## What is asked
Where does the string "workspace" appear? Copy every line of the entries below that holds it.

--- START OF Dataset ---

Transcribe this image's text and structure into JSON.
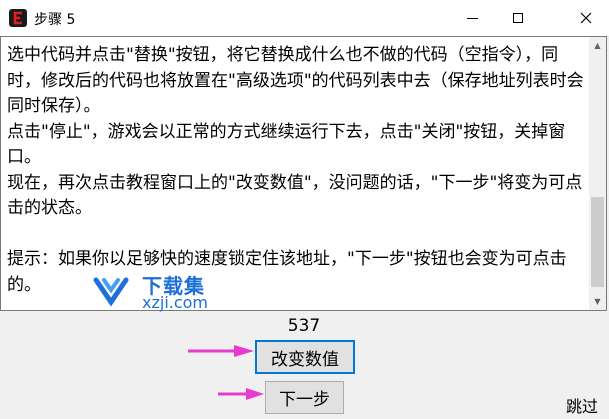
{
  "window": {
    "title": "步骤 5"
  },
  "instructions": {
    "text": "选中代码并点击\"替换\"按钮，将它替换成什么也不做的代码（空指令），同时，修改后的代码也将放置在\"高级选项\"的代码列表中去（保存地址列表时会同时保存）。\n点击\"停止\"，游戏会以正常的方式继续运行下去，点击\"关闭\"按钮，关掉窗口。\n现在，再次点击教程窗口上的\"改变数值\"，没问题的话，\"下一步\"将变为可点击的状态。\n\n提示：如果你以足够快的速度锁定住该地址，\"下一步\"按钮也会变为可点击的。"
  },
  "watermark": {
    "cn": "下载集",
    "en": "xzji.com"
  },
  "main": {
    "counter_value": "537",
    "change_value_label": "改变数值",
    "next_label": "下一步",
    "skip_label": "跳过"
  },
  "colors": {
    "arrow": "#e83ad0",
    "watermark": "#1e6fd9",
    "focus_border": "#0078d7"
  }
}
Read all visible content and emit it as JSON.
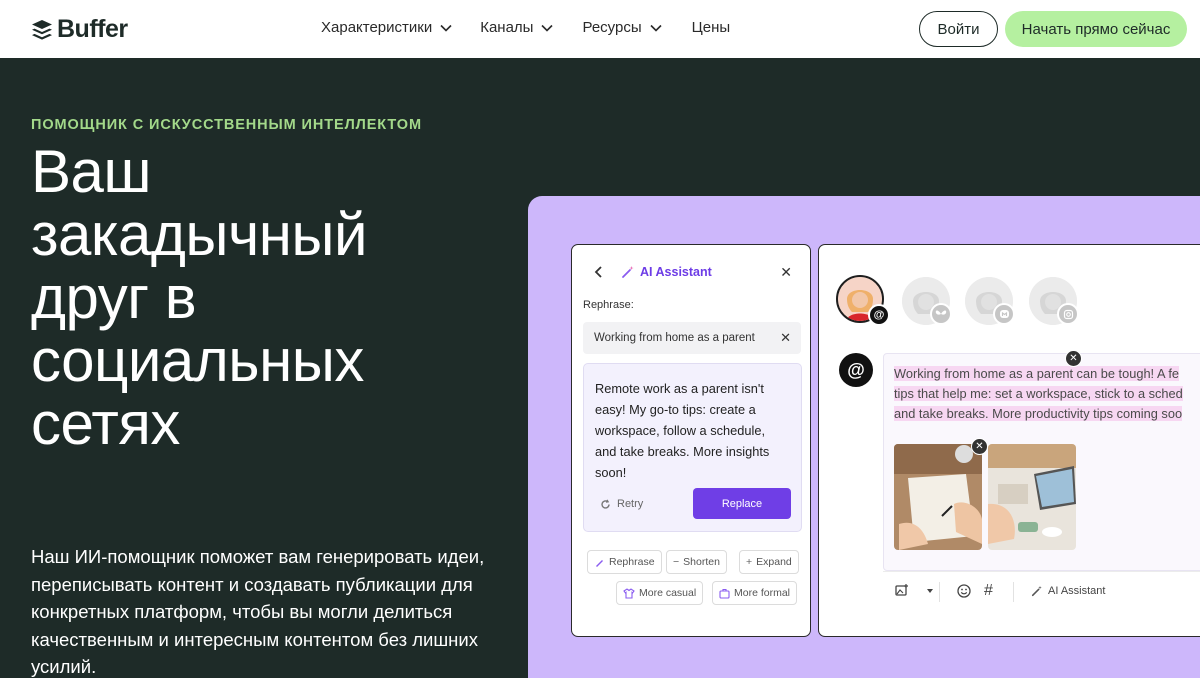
{
  "header": {
    "logo_text": "Buffer",
    "nav": [
      {
        "label": "Характеристики",
        "has_dropdown": true
      },
      {
        "label": "Каналы",
        "has_dropdown": true
      },
      {
        "label": "Ресурсы",
        "has_dropdown": true
      },
      {
        "label": "Цены",
        "has_dropdown": false
      }
    ],
    "login_label": "Войти",
    "cta_label": "Начать прямо сейчас"
  },
  "hero": {
    "eyebrow": "ПОМОЩНИК С ИСКУССТВЕННЫМ ИНТЕЛЛЕКТОМ",
    "title_lines": [
      "Ваш",
      "закадычный",
      "друг в",
      "социальных",
      "сетях"
    ],
    "description": "Наш ИИ-помощник поможет вам генерировать идеи, переписывать контент и создавать публикации для конкретных платформ, чтобы вы могли делиться качественным и интересным контентом без лишних усилий."
  },
  "ai_panel": {
    "title": "AI Assistant",
    "rephrase_label": "Rephrase:",
    "input_value": "Working from home as a parent",
    "result_text": "Remote work as a parent isn't easy! My go-to tips: create a workspace, follow a schedule, and take breaks. More insights soon!",
    "retry_label": "Retry",
    "replace_label": "Replace",
    "chips": [
      "Rephrase",
      "Shorten",
      "Expand",
      "More casual",
      "More formal"
    ]
  },
  "composer": {
    "post_lines": [
      "Working from home as a parent can be tough! A fe",
      "tips that help me: set a workspace, stick to a sched",
      "and take breaks. More productivity tips coming soo"
    ],
    "ai_button_label": "AI Assistant",
    "channels": [
      "threads",
      "bluesky",
      "mastodon",
      "instagram"
    ]
  },
  "colors": {
    "hero_bg": "#1e2b28",
    "accent_green": "#b5f0a0",
    "eyebrow_green": "#a3d98a",
    "visual_bg": "#cdb7fb",
    "ai_purple": "#6f3ee6"
  }
}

--- END OF Dataset ---

## Full solution
    "result_text": "Remote work as a parent isn't easy! My go-to tips: create a workspace, follow a schedule, and take breaks. More insights soon!",
      "tips that help me: set a workspace, stick to a sched",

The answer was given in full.